Figure collection entries
::::

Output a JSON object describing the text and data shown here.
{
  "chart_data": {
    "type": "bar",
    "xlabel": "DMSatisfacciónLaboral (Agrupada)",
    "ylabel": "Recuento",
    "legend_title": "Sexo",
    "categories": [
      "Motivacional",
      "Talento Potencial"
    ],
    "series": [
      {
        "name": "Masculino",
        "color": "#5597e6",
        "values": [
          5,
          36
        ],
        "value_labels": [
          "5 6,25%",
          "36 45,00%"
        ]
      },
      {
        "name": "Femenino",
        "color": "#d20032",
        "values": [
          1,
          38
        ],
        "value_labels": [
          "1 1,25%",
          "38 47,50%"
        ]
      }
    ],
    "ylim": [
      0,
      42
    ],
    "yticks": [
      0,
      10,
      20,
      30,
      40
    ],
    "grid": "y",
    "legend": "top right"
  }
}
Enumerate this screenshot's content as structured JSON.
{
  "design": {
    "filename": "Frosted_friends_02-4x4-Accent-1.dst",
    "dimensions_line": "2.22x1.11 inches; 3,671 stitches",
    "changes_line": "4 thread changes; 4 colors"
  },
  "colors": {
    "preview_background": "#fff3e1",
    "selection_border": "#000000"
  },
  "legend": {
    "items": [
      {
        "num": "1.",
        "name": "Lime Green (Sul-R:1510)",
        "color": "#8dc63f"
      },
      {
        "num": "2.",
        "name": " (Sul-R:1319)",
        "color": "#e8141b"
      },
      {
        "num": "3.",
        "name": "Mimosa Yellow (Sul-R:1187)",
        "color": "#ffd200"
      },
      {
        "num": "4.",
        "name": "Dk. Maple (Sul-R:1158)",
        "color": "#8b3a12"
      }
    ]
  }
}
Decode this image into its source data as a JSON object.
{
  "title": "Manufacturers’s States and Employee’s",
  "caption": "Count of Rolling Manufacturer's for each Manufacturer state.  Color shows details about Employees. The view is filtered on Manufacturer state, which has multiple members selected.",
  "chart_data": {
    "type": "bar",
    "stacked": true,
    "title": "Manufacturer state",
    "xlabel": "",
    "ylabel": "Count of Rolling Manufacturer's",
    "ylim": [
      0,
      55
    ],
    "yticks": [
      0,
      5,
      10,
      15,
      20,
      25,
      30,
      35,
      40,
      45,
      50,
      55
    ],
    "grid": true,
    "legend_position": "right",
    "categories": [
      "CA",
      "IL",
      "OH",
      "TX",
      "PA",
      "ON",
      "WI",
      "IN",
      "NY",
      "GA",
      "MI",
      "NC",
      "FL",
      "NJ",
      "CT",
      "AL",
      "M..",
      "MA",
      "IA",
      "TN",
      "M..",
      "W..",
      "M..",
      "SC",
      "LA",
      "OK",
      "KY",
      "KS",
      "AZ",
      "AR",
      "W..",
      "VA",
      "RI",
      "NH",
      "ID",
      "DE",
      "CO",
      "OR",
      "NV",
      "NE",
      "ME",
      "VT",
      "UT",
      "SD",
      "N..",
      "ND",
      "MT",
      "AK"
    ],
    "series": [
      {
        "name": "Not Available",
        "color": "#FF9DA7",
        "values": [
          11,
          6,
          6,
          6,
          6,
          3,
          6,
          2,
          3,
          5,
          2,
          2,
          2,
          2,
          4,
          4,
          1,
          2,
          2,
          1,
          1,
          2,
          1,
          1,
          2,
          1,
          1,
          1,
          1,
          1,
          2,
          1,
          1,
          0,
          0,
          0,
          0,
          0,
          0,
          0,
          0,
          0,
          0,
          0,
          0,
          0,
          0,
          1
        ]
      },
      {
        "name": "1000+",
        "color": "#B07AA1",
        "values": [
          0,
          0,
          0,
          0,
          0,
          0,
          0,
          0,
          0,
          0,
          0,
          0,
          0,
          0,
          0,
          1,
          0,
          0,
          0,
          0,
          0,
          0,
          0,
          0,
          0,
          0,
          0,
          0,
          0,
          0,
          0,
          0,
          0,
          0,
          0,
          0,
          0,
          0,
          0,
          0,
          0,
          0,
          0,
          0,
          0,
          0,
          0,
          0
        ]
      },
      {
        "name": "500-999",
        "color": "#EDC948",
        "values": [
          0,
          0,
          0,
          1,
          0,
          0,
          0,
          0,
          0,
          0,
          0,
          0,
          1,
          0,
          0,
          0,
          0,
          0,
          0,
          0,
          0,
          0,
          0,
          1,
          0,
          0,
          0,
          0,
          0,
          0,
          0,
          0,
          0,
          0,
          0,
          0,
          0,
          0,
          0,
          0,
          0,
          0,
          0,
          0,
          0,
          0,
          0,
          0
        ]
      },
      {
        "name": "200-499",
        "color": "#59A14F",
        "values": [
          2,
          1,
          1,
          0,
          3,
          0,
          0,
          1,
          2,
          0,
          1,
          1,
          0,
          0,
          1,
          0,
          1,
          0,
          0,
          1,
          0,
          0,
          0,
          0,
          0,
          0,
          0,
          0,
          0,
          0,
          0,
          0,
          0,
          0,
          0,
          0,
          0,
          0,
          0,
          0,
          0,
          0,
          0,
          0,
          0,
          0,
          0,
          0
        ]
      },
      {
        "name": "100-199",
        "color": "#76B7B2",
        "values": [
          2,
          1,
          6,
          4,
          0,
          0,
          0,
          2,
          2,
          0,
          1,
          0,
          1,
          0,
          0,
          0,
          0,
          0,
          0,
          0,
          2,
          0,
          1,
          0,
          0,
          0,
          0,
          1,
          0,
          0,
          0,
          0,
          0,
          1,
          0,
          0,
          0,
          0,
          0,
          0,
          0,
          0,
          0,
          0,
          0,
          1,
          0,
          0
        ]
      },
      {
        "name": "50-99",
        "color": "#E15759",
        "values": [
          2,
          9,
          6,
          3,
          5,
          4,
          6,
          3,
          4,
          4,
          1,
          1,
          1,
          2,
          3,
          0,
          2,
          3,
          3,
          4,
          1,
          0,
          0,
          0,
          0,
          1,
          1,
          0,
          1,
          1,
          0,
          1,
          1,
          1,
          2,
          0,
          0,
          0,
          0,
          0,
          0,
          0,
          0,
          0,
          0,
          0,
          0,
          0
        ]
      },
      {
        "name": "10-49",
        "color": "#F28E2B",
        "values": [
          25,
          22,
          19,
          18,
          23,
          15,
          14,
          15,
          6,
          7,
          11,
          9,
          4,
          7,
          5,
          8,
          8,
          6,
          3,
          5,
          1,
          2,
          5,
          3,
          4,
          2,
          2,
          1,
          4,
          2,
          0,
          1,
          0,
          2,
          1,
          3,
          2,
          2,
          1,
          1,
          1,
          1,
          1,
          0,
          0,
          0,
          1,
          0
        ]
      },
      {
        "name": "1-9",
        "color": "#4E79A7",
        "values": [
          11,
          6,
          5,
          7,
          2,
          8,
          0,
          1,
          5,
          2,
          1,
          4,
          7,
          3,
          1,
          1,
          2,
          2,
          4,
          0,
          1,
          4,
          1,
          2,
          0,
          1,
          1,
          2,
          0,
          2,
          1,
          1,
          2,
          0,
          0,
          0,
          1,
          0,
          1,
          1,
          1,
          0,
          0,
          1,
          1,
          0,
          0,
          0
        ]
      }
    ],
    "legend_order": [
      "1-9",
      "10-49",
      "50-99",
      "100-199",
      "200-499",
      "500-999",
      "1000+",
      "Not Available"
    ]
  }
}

::::

### [BRIEF]
Copy every line in the listing above where the string "this" turns up.

### [REPLY]
Enumerate this screenshot's content as structured JSON.
Decode this image into its source data as a JSON object.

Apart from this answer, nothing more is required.